(Document page data)
━━━━━━━━━━

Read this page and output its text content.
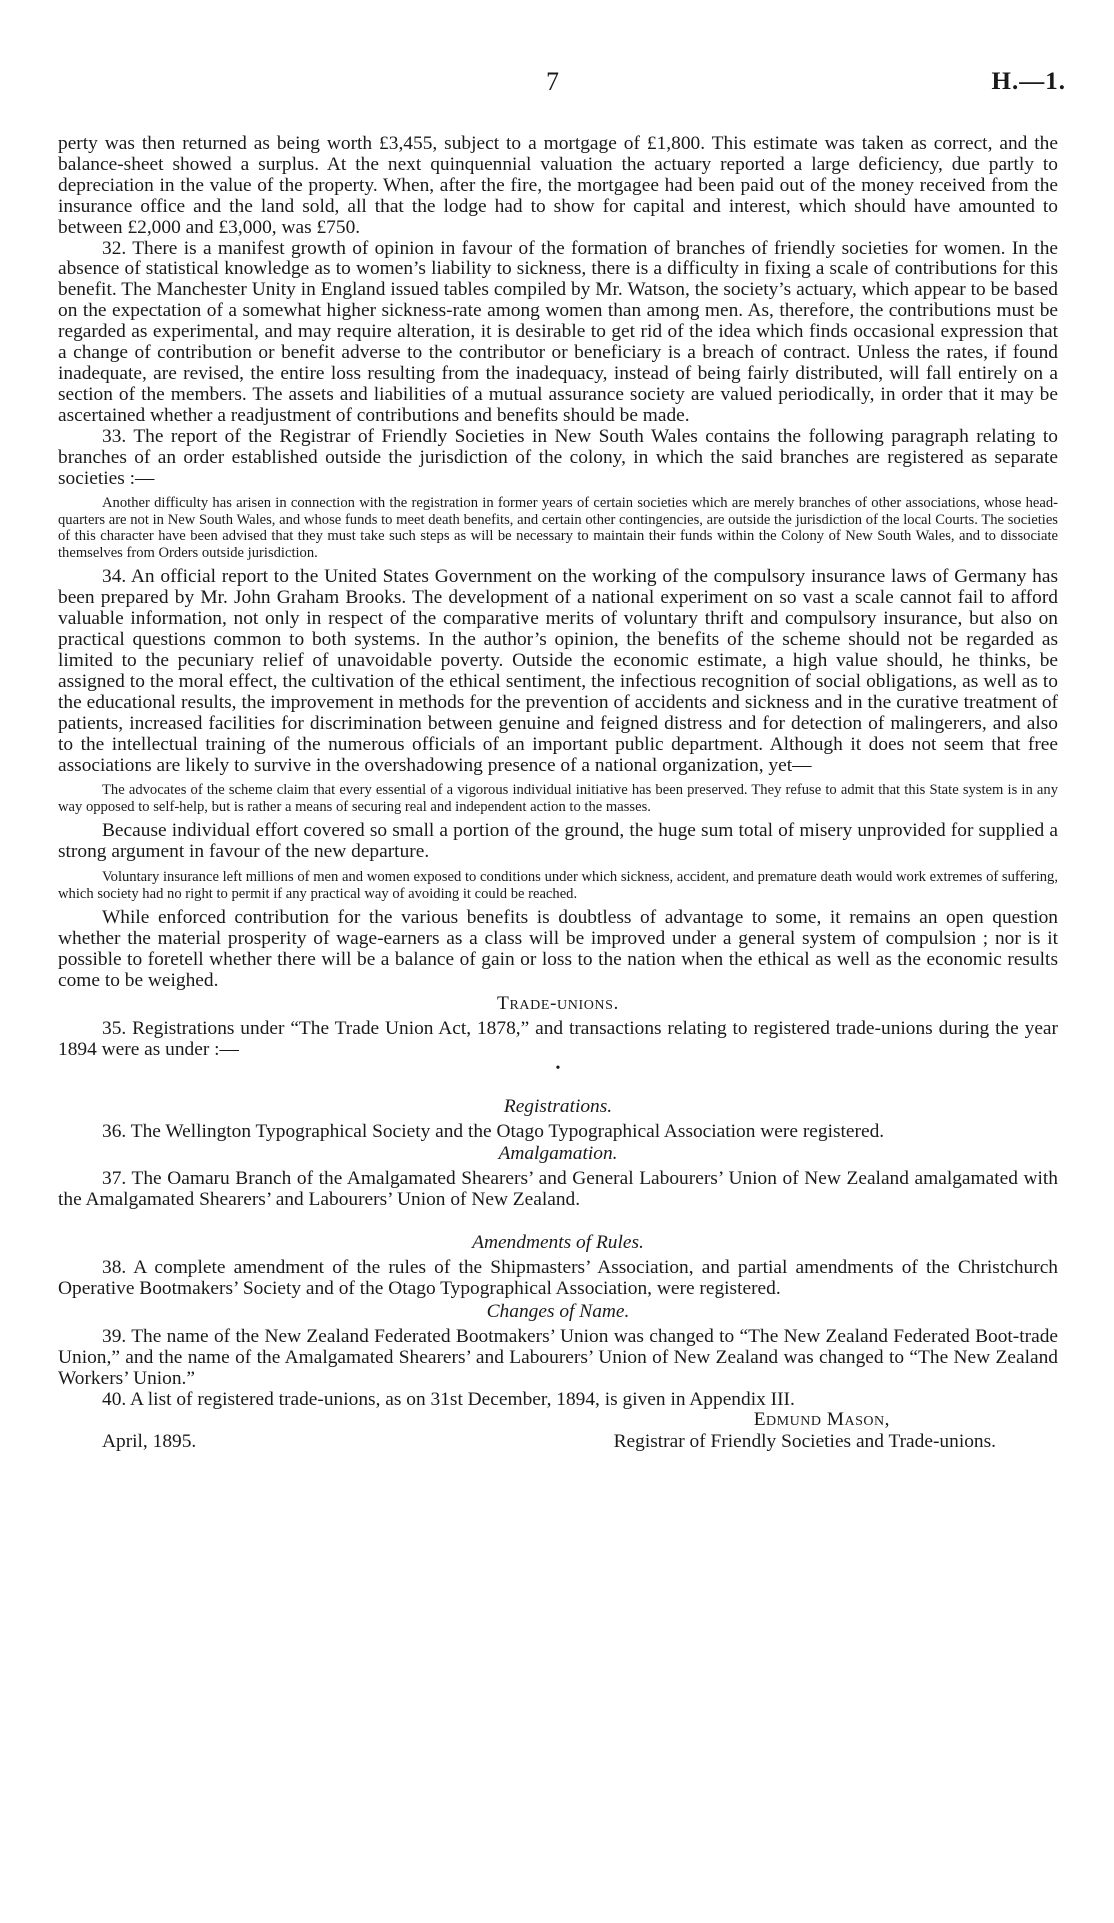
7	H.—1.

perty was then returned as being worth £3,455, subject to a mortgage of £1,800. This estimate was taken as correct, and the balance-sheet showed a surplus. At the next quinquennial valuation the actuary reported a large deficiency, due partly to depreciation in the value of the property. When, after the fire, the mortgagee had been paid out of the money received from the insurance office and the land sold, all that the lodge had to show for capital and interest, which should have amounted to between £2,000 and £3,000, was £750.

32. There is a manifest growth of opinion in favour of the formation of branches of friendly societies for women. In the absence of statistical knowledge as to women’s liability to sickness, there is a difficulty in fixing a scale of contributions for this benefit. The Manchester Unity in England issued tables compiled by Mr. Watson, the society’s actuary, which appear to be based on the expectation of a somewhat higher sickness-rate among women than among men. As, therefore, the contributions must be regarded as experimental, and may require alteration, it is desirable to get rid of the idea which finds occasional expression that a change of contribution or benefit adverse to the contributor or beneficiary is a breach of contract. Unless the rates, if found inadequate, are revised, the entire loss resulting from the inadequacy, instead of being fairly distributed, will fall entirely on a section of the members. The assets and liabilities of a mutual assurance society are valued periodically, in order that it may be ascertained whether a readjustment of contributions and benefits should be made.

33. The report of the Registrar of Friendly Societies in New South Wales contains the following paragraph relating to branches of an order established outside the jurisdiction of the colony, in which the said branches are registered as separate societies :—

Another difficulty has arisen in connection with the registration in former years of certain societies which are merely branches of other associations, whose head-quarters are not in New South Wales, and whose funds to meet death benefits, and certain other contingencies, are outside the jurisdiction of the local Courts. The societies of this character have been advised that they must take such steps as will be necessary to maintain their funds within the Colony of New South Wales, and to dissociate themselves from Orders outside jurisdiction.

34. An official report to the United States Government on the working of the compulsory insurance laws of Germany has been prepared by Mr. John Graham Brooks. The development of a national experiment on so vast a scale cannot fail to afford valuable information, not only in respect of the comparative merits of voluntary thrift and compulsory insurance, but also on practical questions common to both systems. In the author’s opinion, the benefits of the scheme should not be regarded as limited to the pecuniary relief of unavoidable poverty. Outside the economic estimate, a high value should, he thinks, be assigned to the moral effect, the cultivation of the ethical sentiment, the infectious recognition of social obligations, as well as to the educational results, the improvement in methods for the prevention of accidents and sickness and in the curative treatment of patients, increased facilities for discrimination between genuine and feigned distress and for detection of malingerers, and also to the intellectual training of the numerous officials of an important public department. Although it does not seem that free associations are likely to survive in the overshadowing presence of a national organization, yet—

The advocates of the scheme claim that every essential of a vigorous individual initiative has been preserved. They refuse to admit that this State system is in any way opposed to self-help, but is rather a means of securing real and independent action to the masses.

Because individual effort covered so small a portion of the ground, the huge sum total of misery unprovided for supplied a strong argument in favour of the new departure.

Voluntary insurance left millions of men and women exposed to conditions under which sickness, accident, and premature death would work extremes of suffering, which society had no right to permit if any practical way of avoiding it could be reached.

While enforced contribution for the various benefits is doubtless of advantage to some, it remains an open question whether the material prosperity of wage-earners as a class will be improved under a general system of compulsion ; nor is it possible to foretell whether there will be a balance of gain or loss to the nation when the ethical as well as the economic results come to be weighed.

Trade-unions.

35. Registrations under “The Trade Union Act, 1878,” and transactions relating to registered trade-unions during the year 1894 were as under :—

•
Registrations.

36. The Wellington Typographical Society and the Otago Typographical Association were registered.

Amalgamation.

37. The Oamaru Branch of the Amalgamated Shearers’ and General Labourers’ Union of New Zealand amalgamated with the Amalgamated Shearers’ and Labourers’ Union of New Zealand.

Amendments of Rules.

38. A complete amendment of the rules of the Shipmasters’ Association, and partial amendments of the Christchurch Operative Bootmakers’ Society and of the Otago Typographical Association, were registered.

Changes of Name.

39. The name of the New Zealand Federated Bootmakers’ Union was changed to “The New Zealand Federated Boot-trade Union,” and the name of the Amalgamated Shearers’ and Labourers’ Union of New Zealand was changed to “The New Zealand Workers’ Union.”

40. A list of registered trade-unions, as on 31st December, 1894, is given in Appendix III.

Edmund Mason,
April, 1895.	Registrar of Friendly Societies and Trade-unions.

━━━━━━━━━━

▶ _TASK DESCRIPTION_
Each entry should be set down exactly, pictures excluded.

▶ _RESPONSE TO THIS EXERCISE_
Read this page and output its text content.
7	H.—1.

perty was then returned as being worth £3,455, subject to a mortgage of £1,800. This estimate was taken as correct, and the balance-sheet showed a surplus. At the next quinquennial valuation the actuary reported a large deficiency, due partly to depreciation in the value of the property. When, after the fire, the mortgagee had been paid out of the money received from the insurance office and the land sold, all that the lodge had to show for capital and interest, which should have amounted to between £2,000 and £3,000, was £750.

32. There is a manifest growth of opinion in favour of the formation of branches of friendly societies for women. In the absence of statistical knowledge as to women’s liability to sickness, there is a difficulty in fixing a scale of contributions for this benefit. The Manchester Unity in England issued tables compiled by Mr. Watson, the society’s actuary, which appear to be based on the expectation of a somewhat higher sickness-rate among women than among men. As, therefore, the contributions must be regarded as experimental, and may require alteration, it is desirable to get rid of the idea which finds occasional expression that a change of contribution or benefit adverse to the contributor or beneficiary is a breach of contract. Unless the rates, if found inadequate, are revised, the entire loss resulting from the inadequacy, instead of being fairly distributed, will fall entirely on a section of the members. The assets and liabilities of a mutual assurance society are valued periodically, in order that it may be ascertained whether a readjustment of contributions and benefits should be made.

33. The report of the Registrar of Friendly Societies in New South Wales contains the following paragraph relating to branches of an order established outside the jurisdiction of the colony, in which the said branches are registered as separate societies :—

Another difficulty has arisen in connection with the registration in former years of certain societies which are merely branches of other associations, whose head-quarters are not in New South Wales, and whose funds to meet death benefits, and certain other contingencies, are outside the jurisdiction of the local Courts. The societies of this character have been advised that they must take such steps as will be necessary to maintain their funds within the Colony of New South Wales, and to dissociate themselves from Orders outside jurisdiction.

34. An official report to the United States Government on the working of the compulsory insurance laws of Germany has been prepared by Mr. John Graham Brooks. The development of a national experiment on so vast a scale cannot fail to afford valuable information, not only in respect of the comparative merits of voluntary thrift and compulsory insurance, but also on practical questions common to both systems. In the author’s opinion, the benefits of the scheme should not be regarded as limited to the pecuniary relief of unavoidable poverty. Outside the economic estimate, a high value should, he thinks, be assigned to the moral effect, the cultivation of the ethical sentiment, the infectious recognition of social obligations, as well as to the educational results, the improvement in methods for the prevention of accidents and sickness and in the curative treatment of patients, increased facilities for discrimination between genuine and feigned distress and for detection of malingerers, and also to the intellectual training of the numerous officials of an important public department. Although it does not seem that free associations are likely to survive in the overshadowing presence of a national organization, yet—

The advocates of the scheme claim that every essential of a vigorous individual initiative has been preserved. They refuse to admit that this State system is in any way opposed to self-help, but is rather a means of securing real and independent action to the masses.

Because individual effort covered so small a portion of the ground, the huge sum total of misery unprovided for supplied a strong argument in favour of the new departure.

Voluntary insurance left millions of men and women exposed to conditions under which sickness, accident, and premature death would work extremes of suffering, which society had no right to permit if any practical way of avoiding it could be reached.

While enforced contribution for the various benefits is doubtless of advantage to some, it remains an open question whether the material prosperity of wage-earners as a class will be improved under a general system of compulsion ; nor is it possible to foretell whether there will be a balance of gain or loss to the nation when the ethical as well as the economic results come to be weighed.

Trade-unions.

35. Registrations under “The Trade Union Act, 1878,” and transactions relating to registered trade-unions during the year 1894 were as under :—

•
Registrations.

36. The Wellington Typographical Society and the Otago Typographical Association were registered.

Amalgamation.

37. The Oamaru Branch of the Amalgamated Shearers’ and General Labourers’ Union of New Zealand amalgamated with the Amalgamated Shearers’ and Labourers’ Union of New Zealand.

Amendments of Rules.

38. A complete amendment of the rules of the Shipmasters’ Association, and partial amendments of the Christchurch Operative Bootmakers’ Society and of the Otago Typographical Association, were registered.

Changes of Name.

39. The name of the New Zealand Federated Bootmakers’ Union was changed to “The New Zealand Federated Boot-trade Union,” and the name of the Amalgamated Shearers’ and Labourers’ Union of New Zealand was changed to “The New Zealand Workers’ Union.”

40. A list of registered trade-unions, as on 31st December, 1894, is given in Appendix III.

Edmund Mason,
April, 1895.	Registrar of Friendly Societies and Trade-unions.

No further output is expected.